Exercise instructions:
Scan the data below. Pull out each line where "prevê" occurs.

Information given:

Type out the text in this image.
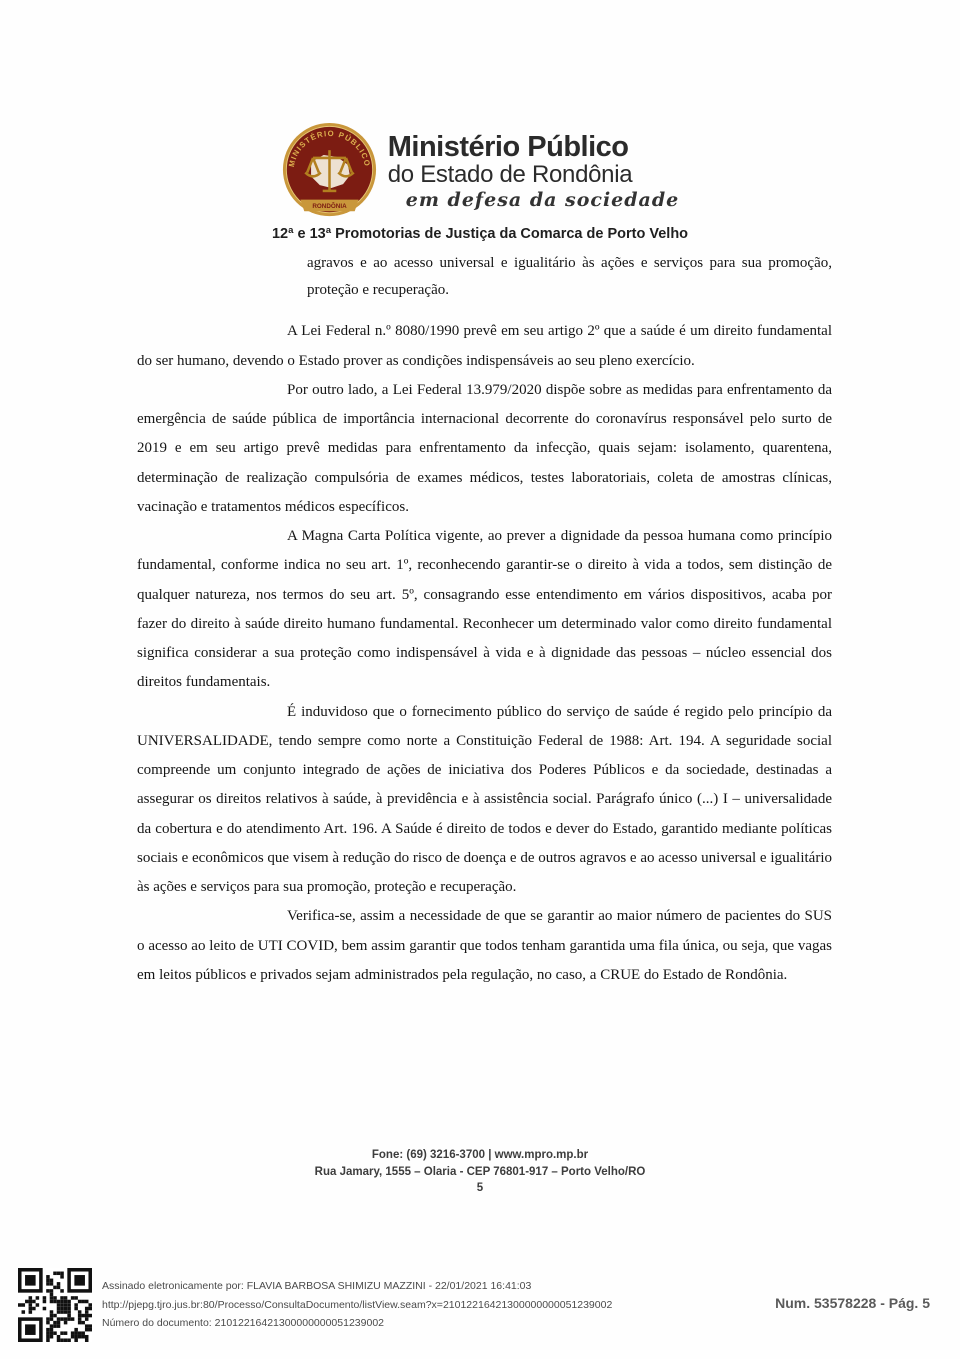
MINISTÉRIO PÚBLICO
RONDÔNIA
Ministério Público
do Estado de Rondônia
em defesa da sociedade
12ª e 13ª Promotorias de Justiça da Comarca de Porto Velho

agravos e ao acesso universal e igualitário às ações e serviços para sua promoção, proteção e recuperação.

A Lei Federal n.º 8080/1990 prevê em seu artigo 2º que a saúde é um direito fundamental do ser humano, devendo o Estado prover as condições indispensáveis ao seu pleno exercício.

Por outro lado, a Lei Federal 13.979/2020 dispõe sobre as medidas para enfrentamento da emergência de saúde pública de importância internacional decorrente do coronavírus responsável pelo surto de 2019 e em seu artigo prevê medidas para enfrentamento da infecção, quais sejam: isolamento, quarentena, determinação de realização compulsória de exames médicos, testes laboratoriais, coleta de amostras clínicas, vacinação e tratamentos médicos específicos.

A Magna Carta Política vigente, ao prever a dignidade da pessoa humana como princípio fundamental, conforme indica no seu art. 1º, reconhecendo garantir-se o direito à vida a todos, sem distinção de qualquer natureza, nos termos do seu art. 5º, consagrando esse entendimento em vários dispositivos, acaba por fazer do direito à saúde direito humano fundamental. Reconhecer um determinado valor como direito fundamental significa considerar a sua proteção como indispensável à vida e à dignidade das pessoas – núcleo essencial dos direitos fundamentais.

É induvidoso que o fornecimento público do serviço de saúde é regido pelo princípio da UNIVERSALIDADE, tendo sempre como norte a Constituição Federal de 1988: Art. 194. A seguridade social compreende um conjunto integrado de ações de iniciativa dos Poderes Públicos e da sociedade, destinadas a assegurar os direitos relativos à saúde, à previdência e à assistência social. Parágrafo único (...) I – universalidade da cobertura e do atendimento Art. 196. A Saúde é direito de todos e dever do Estado, garantido mediante políticas sociais e econômicos que visem à redução do risco de doença e de outros agravos e ao acesso universal e igualitário às ações e serviços para sua promoção, proteção e recuperação.

Verifica-se, assim a necessidade de que se garantir ao maior número de pacientes do SUS o acesso ao leito de UTI COVID, bem assim garantir que todos tenham garantida uma fila única, ou seja, que vagas em leitos públicos e privados sejam administrados pela regulação, no caso, a CRUE do Estado de Rondônia.

Fone: (69) 3216-3700 | www.mpro.mp.br
Rua Jamary, 1555 – Olaria - CEP 76801-917 – Porto Velho/RO
5
Assinado eletronicamente por: FLAVIA BARBOSA SHIMIZU MAZZINI - 22/01/2021 16:41:03
http://pjepg.tjro.jus.br:80/Processo/ConsultaDocumento/listView.seam?x=21012216421300000000051239002
Número do documento: 21012216421300000000051239002
Num. 53578228 - Pág. 5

Full solution:
A Lei Federal n.º 8080/1990 prevê em seu artigo 2º que a saúde é um direito fundamental do ser humano, devendo o Estado prover as condições indispensáveis ao seu pleno exercício.
Por outro lado, a Lei Federal 13.979/2020 dispõe sobre as medidas para enfrentamento da emergência de saúde pública de importância internacional decorrente do coronavírus responsável pelo surto de 2019 e em seu artigo prevê medidas para enfrentamento da infecção, quais sejam: isolamento, quarentena, determinação de realização compulsória de exames médicos, testes laboratoriais, coleta de amostras clínicas, vacinação e tratamentos médicos específicos.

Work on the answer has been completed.